Extracted records:
↓

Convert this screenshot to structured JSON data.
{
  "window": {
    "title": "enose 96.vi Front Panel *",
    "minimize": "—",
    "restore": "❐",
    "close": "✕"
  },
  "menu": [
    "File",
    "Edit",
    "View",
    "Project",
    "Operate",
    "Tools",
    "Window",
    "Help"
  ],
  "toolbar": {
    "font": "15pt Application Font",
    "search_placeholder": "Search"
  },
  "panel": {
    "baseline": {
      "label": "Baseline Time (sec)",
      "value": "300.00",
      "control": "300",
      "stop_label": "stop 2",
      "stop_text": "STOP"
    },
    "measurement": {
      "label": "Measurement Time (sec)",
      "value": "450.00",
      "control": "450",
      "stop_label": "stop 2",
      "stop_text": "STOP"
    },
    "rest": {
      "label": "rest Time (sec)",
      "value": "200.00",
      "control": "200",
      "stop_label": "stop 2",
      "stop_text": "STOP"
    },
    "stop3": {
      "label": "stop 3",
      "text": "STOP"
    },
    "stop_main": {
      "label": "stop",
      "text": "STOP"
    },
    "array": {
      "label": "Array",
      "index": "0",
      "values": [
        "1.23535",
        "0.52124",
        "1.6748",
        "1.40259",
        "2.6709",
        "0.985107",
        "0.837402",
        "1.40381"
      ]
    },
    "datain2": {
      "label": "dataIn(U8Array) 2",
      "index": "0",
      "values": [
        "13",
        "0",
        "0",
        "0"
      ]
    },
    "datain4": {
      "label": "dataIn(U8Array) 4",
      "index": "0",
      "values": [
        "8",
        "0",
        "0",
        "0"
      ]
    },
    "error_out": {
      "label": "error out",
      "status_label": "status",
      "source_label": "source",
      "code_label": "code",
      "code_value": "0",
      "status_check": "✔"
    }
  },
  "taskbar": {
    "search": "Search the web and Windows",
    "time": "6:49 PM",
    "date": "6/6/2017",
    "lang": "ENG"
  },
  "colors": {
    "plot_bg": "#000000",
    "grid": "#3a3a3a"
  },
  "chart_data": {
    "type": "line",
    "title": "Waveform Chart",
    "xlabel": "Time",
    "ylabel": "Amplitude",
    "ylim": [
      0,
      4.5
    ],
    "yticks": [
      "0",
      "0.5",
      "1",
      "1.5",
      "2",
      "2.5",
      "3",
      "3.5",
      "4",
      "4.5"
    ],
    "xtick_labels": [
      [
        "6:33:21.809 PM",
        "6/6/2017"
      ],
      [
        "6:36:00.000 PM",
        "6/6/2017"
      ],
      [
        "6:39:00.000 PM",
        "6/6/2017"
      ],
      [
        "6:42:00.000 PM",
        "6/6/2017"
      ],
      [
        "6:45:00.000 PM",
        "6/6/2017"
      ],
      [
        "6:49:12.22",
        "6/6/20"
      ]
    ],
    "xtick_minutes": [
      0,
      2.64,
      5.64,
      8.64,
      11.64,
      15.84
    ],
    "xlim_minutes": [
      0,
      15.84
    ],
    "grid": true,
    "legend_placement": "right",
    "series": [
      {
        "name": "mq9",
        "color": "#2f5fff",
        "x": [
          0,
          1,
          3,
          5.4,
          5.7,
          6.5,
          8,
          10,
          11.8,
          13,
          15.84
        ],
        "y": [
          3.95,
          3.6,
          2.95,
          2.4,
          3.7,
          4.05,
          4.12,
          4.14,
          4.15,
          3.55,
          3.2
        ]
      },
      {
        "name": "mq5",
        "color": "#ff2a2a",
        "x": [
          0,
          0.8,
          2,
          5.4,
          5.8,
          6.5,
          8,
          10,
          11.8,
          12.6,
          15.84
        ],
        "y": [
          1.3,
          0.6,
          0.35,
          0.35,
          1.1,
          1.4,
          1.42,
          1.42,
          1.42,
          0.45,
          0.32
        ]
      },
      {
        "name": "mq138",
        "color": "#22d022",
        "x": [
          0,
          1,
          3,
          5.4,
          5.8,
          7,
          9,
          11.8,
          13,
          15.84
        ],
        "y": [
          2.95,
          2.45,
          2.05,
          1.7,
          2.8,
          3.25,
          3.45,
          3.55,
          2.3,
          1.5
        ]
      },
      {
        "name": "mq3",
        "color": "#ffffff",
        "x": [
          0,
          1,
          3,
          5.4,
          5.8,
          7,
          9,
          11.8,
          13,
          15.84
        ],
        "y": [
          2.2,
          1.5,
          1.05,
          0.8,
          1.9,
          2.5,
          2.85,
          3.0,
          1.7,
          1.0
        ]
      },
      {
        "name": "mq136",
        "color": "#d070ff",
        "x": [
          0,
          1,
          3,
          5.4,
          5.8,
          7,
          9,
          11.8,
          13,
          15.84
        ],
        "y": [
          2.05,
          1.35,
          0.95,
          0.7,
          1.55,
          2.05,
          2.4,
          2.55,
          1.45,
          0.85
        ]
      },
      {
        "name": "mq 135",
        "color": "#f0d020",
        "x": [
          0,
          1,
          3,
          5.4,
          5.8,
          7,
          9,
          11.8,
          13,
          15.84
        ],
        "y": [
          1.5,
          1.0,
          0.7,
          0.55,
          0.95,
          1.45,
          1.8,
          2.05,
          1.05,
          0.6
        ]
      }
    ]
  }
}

↑

_Instructions to follow_.
Search the records for the string "control" and return every line in which it occurs.

_Answer_.
      "control": "300",
      "control": "450",
      "control": "200",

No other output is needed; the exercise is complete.